EXERCISE INSTRUCTIONS: Print all records exactly, leaving nothing out.

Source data

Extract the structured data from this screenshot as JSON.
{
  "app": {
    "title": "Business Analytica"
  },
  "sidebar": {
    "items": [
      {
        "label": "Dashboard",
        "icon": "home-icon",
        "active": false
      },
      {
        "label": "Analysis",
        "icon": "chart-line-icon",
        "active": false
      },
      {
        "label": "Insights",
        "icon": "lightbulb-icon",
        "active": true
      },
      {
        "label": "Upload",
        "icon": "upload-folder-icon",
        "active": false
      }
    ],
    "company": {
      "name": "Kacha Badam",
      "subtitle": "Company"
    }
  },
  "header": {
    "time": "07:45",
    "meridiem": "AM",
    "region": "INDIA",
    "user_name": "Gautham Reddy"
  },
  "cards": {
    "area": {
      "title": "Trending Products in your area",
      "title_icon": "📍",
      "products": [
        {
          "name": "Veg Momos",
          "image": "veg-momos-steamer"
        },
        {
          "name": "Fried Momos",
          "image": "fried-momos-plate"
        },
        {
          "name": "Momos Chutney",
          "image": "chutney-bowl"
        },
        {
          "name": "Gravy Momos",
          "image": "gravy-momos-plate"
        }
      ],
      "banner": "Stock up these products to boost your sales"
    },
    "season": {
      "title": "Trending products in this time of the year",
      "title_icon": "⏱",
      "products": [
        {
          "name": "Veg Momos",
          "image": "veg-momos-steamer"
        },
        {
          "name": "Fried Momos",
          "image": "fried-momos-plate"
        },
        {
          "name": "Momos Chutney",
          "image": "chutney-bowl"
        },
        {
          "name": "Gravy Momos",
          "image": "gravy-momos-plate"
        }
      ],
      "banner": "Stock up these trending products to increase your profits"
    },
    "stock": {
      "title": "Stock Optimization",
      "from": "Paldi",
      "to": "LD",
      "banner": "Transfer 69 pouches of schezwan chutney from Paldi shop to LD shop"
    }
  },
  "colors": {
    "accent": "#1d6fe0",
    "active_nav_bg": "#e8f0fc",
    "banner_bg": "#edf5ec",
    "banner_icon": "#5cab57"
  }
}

FINISHED ANSWER:
Extract the structured data from this screenshot as JSON.
{
  "app": {
    "title": "Business Analytica"
  },
  "sidebar": {
    "items": [
      {
        "label": "Dashboard",
        "icon": "home-icon",
        "active": false
      },
      {
        "label": "Analysis",
        "icon": "chart-line-icon",
        "active": false
      },
      {
        "label": "Insights",
        "icon": "lightbulb-icon",
        "active": true
      },
      {
        "label": "Upload",
        "icon": "upload-folder-icon",
        "active": false
      }
    ],
    "company": {
      "name": "Kacha Badam",
      "subtitle": "Company"
    }
  },
  "header": {
    "time": "07:45",
    "meridiem": "AM",
    "region": "INDIA",
    "user_name": "Gautham Reddy"
  },
  "cards": {
    "area": {
      "title": "Trending Products in your area",
      "title_icon": "📍",
      "products": [
        {
          "name": "Veg Momos",
          "image": "veg-momos-steamer"
        },
        {
          "name": "Fried Momos",
          "image": "fried-momos-plate"
        },
        {
          "name": "Momos Chutney",
          "image": "chutney-bowl"
        },
        {
          "name": "Gravy Momos",
          "image": "gravy-momos-plate"
        }
      ],
      "banner": "Stock up these products to boost your sales"
    },
    "season": {
      "title": "Trending products in this time of the year",
      "title_icon": "⏱",
      "products": [
        {
          "name": "Veg Momos",
          "image": "veg-momos-steamer"
        },
        {
          "name": "Fried Momos",
          "image": "fried-momos-plate"
        },
        {
          "name": "Momos Chutney",
          "image": "chutney-bowl"
        },
        {
          "name": "Gravy Momos",
          "image": "gravy-momos-plate"
        }
      ],
      "banner": "Stock up these trending products to increase your profits"
    },
    "stock": {
      "title": "Stock Optimization",
      "from": "Paldi",
      "to": "LD",
      "banner": "Transfer 69 pouches of schezwan chutney from Paldi shop to LD shop"
    }
  },
  "colors": {
    "accent": "#1d6fe0",
    "active_nav_bg": "#e8f0fc",
    "banner_bg": "#edf5ec",
    "banner_icon": "#5cab57"
  }
}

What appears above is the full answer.